_Given instruction_
Give the count of lines in the data that include the string "auff", with no added remarks.
---------- Information given
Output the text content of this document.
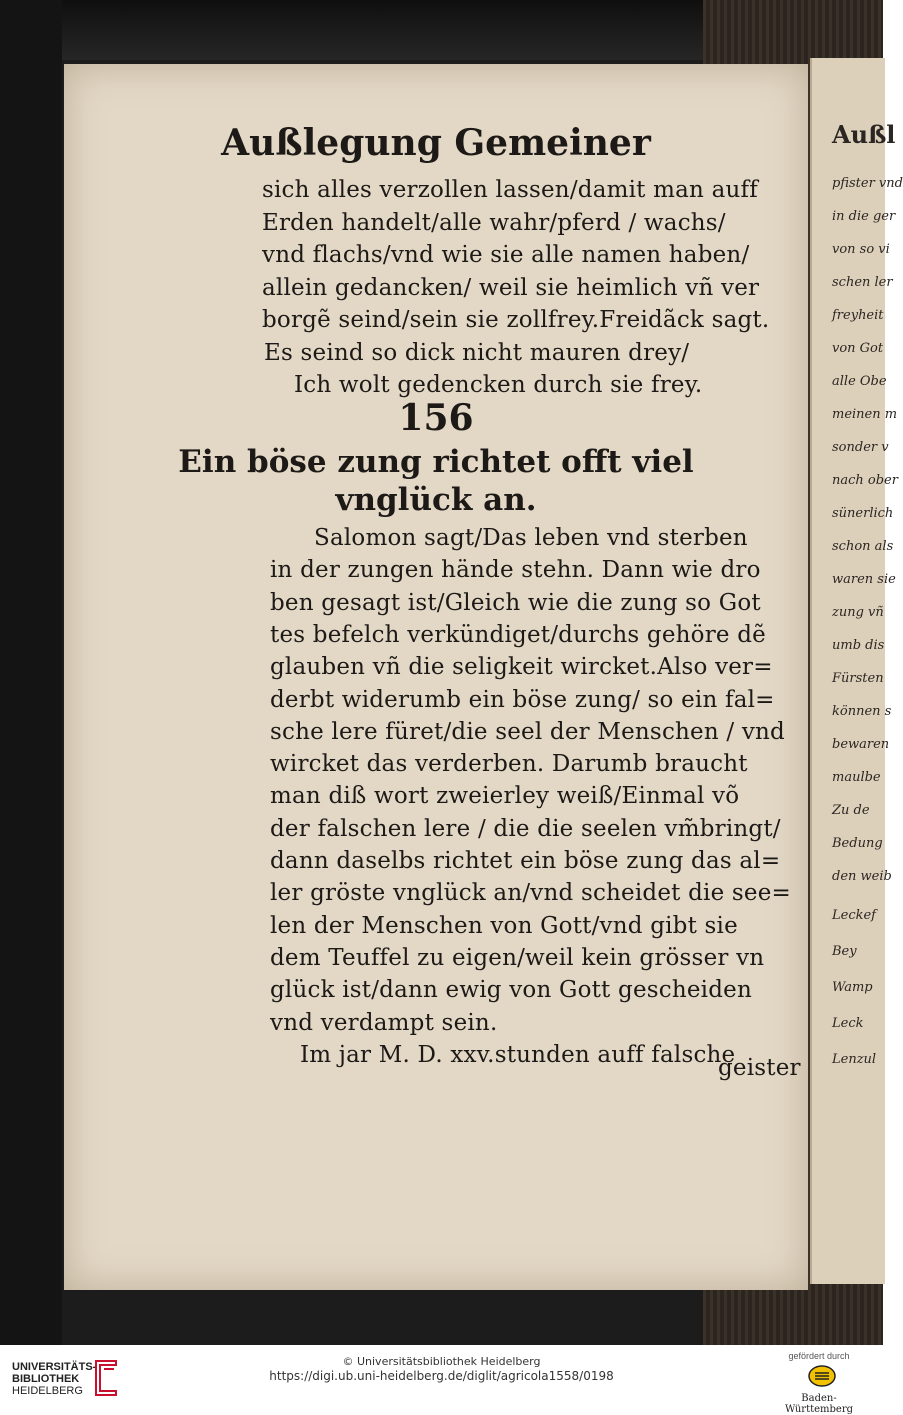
Außl
pfister vnd
in die ger
von so vi
schen ler
freyheit
von Got
alle Obe
meinen m
sonder v
nach ober
sünerlich
schon als
waren sie
zung vñ
umb dis
Fürsten
können s
bewaren
maulbe
Zu de
Bedung
den weib
Leckef
Bey
Wamp
Leck
Lenzul
Außlegung Gemeiner
sich alles verzollen lassen/damit man auff
Erden handelt/alle wahr/pferd / wachs/
vnd flachs/vnd wie sie alle namen haben/
allein gedancken/ weil sie heimlich vñ ver
borgẽ seind/sein sie zollfrey.Freidãck sagt.
Es seind so dick nicht mauren drey/
Ich wolt gedencken durch sie frey.
156
Ein böse zung richtet offt viel
vnglück an.
Salomon sagt/Das leben vnd sterben
in der zungen hände stehn. Dann wie dro
ben gesagt ist/Gleich wie die zung so Got
tes befelch verkündiget/durchs gehöre dẽ
glauben vñ die seligkeit wircket.Also ver=
derbt widerumb ein böse zung/ so ein fal=
sche lere füret/die seel der Menschen / vnd
wircket das verderben. Darumb braucht
man diß wort zweierley weiß/Einmal võ
der falschen lere / die die seelen vm̃bringt/
dann daselbs richtet ein böse zung das al=
ler gröste vnglück an/vnd scheidet die see=
len der Menschen von Gott/vnd gibt sie
dem Teuffel zu eigen/weil kein grösser vn
glück ist/dann ewig von Gott gescheiden
vnd verdampt sein.
Im jar M. D. xxv.stunden auff falsche
geister
UNIVERSITÄTS-
BIBLIOTHEK
HEIDELBERG
© Universitätsbibliothek Heidelberg
https://digi.ub.uni-heidelberg.de/diglit/agricola1558/0198
gefördert durch
Baden-Württemberg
--------------------
_Answer to the exercise_
2